• Directions:
Print the entire listing. Each line must match the original exactly.

-- begin Task material --

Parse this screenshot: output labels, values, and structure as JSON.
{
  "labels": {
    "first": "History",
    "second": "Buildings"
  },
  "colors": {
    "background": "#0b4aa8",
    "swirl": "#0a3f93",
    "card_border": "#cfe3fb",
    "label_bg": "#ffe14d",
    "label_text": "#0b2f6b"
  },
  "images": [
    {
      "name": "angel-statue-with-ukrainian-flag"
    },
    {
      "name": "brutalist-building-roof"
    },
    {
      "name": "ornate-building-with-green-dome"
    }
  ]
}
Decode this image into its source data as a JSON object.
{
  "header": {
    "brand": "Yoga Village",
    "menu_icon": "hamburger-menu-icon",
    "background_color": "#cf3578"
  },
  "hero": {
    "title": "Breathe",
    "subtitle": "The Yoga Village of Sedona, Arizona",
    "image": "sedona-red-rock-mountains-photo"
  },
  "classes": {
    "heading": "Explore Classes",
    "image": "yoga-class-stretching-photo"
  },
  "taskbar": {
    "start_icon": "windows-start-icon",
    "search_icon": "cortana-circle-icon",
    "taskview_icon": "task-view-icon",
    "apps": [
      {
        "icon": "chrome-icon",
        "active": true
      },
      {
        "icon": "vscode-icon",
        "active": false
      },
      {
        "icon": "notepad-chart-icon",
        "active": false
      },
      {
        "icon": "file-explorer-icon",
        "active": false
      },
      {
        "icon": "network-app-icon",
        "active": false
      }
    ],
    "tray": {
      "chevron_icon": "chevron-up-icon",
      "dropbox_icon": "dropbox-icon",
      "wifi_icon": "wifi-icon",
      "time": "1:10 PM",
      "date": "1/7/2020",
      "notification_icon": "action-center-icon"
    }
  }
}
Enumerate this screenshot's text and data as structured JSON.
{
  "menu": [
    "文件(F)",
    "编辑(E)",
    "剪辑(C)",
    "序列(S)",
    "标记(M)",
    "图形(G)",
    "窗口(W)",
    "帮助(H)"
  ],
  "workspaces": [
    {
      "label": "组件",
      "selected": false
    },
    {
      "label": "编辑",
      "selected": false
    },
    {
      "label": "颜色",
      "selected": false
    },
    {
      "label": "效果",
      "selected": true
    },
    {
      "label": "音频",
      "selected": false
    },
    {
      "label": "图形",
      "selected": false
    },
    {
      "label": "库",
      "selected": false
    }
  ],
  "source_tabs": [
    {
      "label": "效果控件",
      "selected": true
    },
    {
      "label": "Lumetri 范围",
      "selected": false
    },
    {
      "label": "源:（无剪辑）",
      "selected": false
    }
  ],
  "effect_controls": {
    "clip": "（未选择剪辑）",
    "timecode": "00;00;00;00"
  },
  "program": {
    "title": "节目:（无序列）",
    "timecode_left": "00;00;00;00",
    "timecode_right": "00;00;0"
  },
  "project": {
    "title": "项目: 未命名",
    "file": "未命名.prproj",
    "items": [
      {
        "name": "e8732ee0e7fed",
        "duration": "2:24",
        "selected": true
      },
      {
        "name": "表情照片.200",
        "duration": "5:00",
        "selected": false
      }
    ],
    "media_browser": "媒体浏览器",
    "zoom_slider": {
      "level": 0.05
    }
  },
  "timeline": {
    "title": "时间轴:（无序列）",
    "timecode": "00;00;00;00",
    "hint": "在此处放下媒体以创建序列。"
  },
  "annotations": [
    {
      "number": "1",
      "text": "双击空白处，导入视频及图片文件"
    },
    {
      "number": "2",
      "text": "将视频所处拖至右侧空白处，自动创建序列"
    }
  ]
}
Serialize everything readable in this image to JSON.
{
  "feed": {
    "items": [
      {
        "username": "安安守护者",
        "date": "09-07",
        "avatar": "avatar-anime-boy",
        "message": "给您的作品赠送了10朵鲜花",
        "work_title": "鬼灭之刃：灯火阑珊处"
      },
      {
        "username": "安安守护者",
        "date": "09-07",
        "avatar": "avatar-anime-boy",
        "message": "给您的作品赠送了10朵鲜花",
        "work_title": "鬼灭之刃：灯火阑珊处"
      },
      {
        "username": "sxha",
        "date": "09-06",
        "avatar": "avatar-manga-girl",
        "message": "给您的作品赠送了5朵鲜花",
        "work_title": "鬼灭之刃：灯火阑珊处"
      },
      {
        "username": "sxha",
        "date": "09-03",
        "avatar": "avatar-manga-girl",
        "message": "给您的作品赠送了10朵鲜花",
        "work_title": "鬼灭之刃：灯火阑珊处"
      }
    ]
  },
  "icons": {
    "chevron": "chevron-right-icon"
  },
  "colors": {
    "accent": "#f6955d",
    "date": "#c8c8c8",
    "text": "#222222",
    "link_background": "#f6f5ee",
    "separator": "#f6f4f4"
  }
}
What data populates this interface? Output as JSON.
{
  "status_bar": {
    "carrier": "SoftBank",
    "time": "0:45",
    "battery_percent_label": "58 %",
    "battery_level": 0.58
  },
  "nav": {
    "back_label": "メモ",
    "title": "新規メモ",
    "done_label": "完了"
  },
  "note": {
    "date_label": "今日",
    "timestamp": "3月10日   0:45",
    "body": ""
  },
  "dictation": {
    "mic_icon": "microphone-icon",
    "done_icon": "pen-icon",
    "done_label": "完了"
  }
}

-- end Task material --

• Task response:
Parse this screenshot: output labels, values, and structure as JSON.
{
  "labels": {
    "first": "History",
    "second": "Buildings"
  },
  "colors": {
    "background": "#0b4aa8",
    "swirl": "#0a3f93",
    "card_border": "#cfe3fb",
    "label_bg": "#ffe14d",
    "label_text": "#0b2f6b"
  },
  "images": [
    {
      "name": "angel-statue-with-ukrainian-flag"
    },
    {
      "name": "brutalist-building-roof"
    },
    {
      "name": "ornate-building-with-green-dome"
    }
  ]
}
Decode this image into its source data as a JSON object.
{
  "header": {
    "brand": "Yoga Village",
    "menu_icon": "hamburger-menu-icon",
    "background_color": "#cf3578"
  },
  "hero": {
    "title": "Breathe",
    "subtitle": "The Yoga Village of Sedona, Arizona",
    "image": "sedona-red-rock-mountains-photo"
  },
  "classes": {
    "heading": "Explore Classes",
    "image": "yoga-class-stretching-photo"
  },
  "taskbar": {
    "start_icon": "windows-start-icon",
    "search_icon": "cortana-circle-icon",
    "taskview_icon": "task-view-icon",
    "apps": [
      {
        "icon": "chrome-icon",
        "active": true
      },
      {
        "icon": "vscode-icon",
        "active": false
      },
      {
        "icon": "notepad-chart-icon",
        "active": false
      },
      {
        "icon": "file-explorer-icon",
        "active": false
      },
      {
        "icon": "network-app-icon",
        "active": false
      }
    ],
    "tray": {
      "chevron_icon": "chevron-up-icon",
      "dropbox_icon": "dropbox-icon",
      "wifi_icon": "wifi-icon",
      "time": "1:10 PM",
      "date": "1/7/2020",
      "notification_icon": "action-center-icon"
    }
  }
}
Enumerate this screenshot's text and data as structured JSON.
{
  "menu": [
    "文件(F)",
    "编辑(E)",
    "剪辑(C)",
    "序列(S)",
    "标记(M)",
    "图形(G)",
    "窗口(W)",
    "帮助(H)"
  ],
  "workspaces": [
    {
      "label": "组件",
      "selected": false
    },
    {
      "label": "编辑",
      "selected": false
    },
    {
      "label": "颜色",
      "selected": false
    },
    {
      "label": "效果",
      "selected": true
    },
    {
      "label": "音频",
      "selected": false
    },
    {
      "label": "图形",
      "selected": false
    },
    {
      "label": "库",
      "selected": false
    }
  ],
  "source_tabs": [
    {
      "label": "效果控件",
      "selected": true
    },
    {
      "label": "Lumetri 范围",
      "selected": false
    },
    {
      "label": "源:（无剪辑）",
      "selected": false
    }
  ],
  "effect_controls": {
    "clip": "（未选择剪辑）",
    "timecode": "00;00;00;00"
  },
  "program": {
    "title": "节目:（无序列）",
    "timecode_left": "00;00;00;00",
    "timecode_right": "00;00;0"
  },
  "project": {
    "title": "项目: 未命名",
    "file": "未命名.prproj",
    "items": [
      {
        "name": "e8732ee0e7fed",
        "duration": "2:24",
        "selected": true
      },
      {
        "name": "表情照片.200",
        "duration": "5:00",
        "selected": false
      }
    ],
    "media_browser": "媒体浏览器",
    "zoom_slider": {
      "level": 0.05
    }
  },
  "timeline": {
    "title": "时间轴:（无序列）",
    "timecode": "00;00;00;00",
    "hint": "在此处放下媒体以创建序列。"
  },
  "annotations": [
    {
      "number": "1",
      "text": "双击空白处，导入视频及图片文件"
    },
    {
      "number": "2",
      "text": "将视频所处拖至右侧空白处，自动创建序列"
    }
  ]
}
Serialize everything readable in this image to JSON.
{
  "feed": {
    "items": [
      {
        "username": "安安守护者",
        "date": "09-07",
        "avatar": "avatar-anime-boy",
        "message": "给您的作品赠送了10朵鲜花",
        "work_title": "鬼灭之刃：灯火阑珊处"
      },
      {
        "username": "安安守护者",
        "date": "09-07",
        "avatar": "avatar-anime-boy",
        "message": "给您的作品赠送了10朵鲜花",
        "work_title": "鬼灭之刃：灯火阑珊处"
      },
      {
        "username": "sxha",
        "date": "09-06",
        "avatar": "avatar-manga-girl",
        "message": "给您的作品赠送了5朵鲜花",
        "work_title": "鬼灭之刃：灯火阑珊处"
      },
      {
        "username": "sxha",
        "date": "09-03",
        "avatar": "avatar-manga-girl",
        "message": "给您的作品赠送了10朵鲜花",
        "work_title": "鬼灭之刃：灯火阑珊处"
      }
    ]
  },
  "icons": {
    "chevron": "chevron-right-icon"
  },
  "colors": {
    "accent": "#f6955d",
    "date": "#c8c8c8",
    "text": "#222222",
    "link_background": "#f6f5ee",
    "separator": "#f6f4f4"
  }
}
What data populates this interface? Output as JSON.
{
  "status_bar": {
    "carrier": "SoftBank",
    "time": "0:45",
    "battery_percent_label": "58 %",
    "battery_level": 0.58
  },
  "nav": {
    "back_label": "メモ",
    "title": "新規メモ",
    "done_label": "完了"
  },
  "note": {
    "date_label": "今日",
    "timestamp": "3月10日   0:45",
    "body": ""
  },
  "dictation": {
    "mic_icon": "microphone-icon",
    "done_icon": "pen-icon",
    "done_label": "完了"
  }
}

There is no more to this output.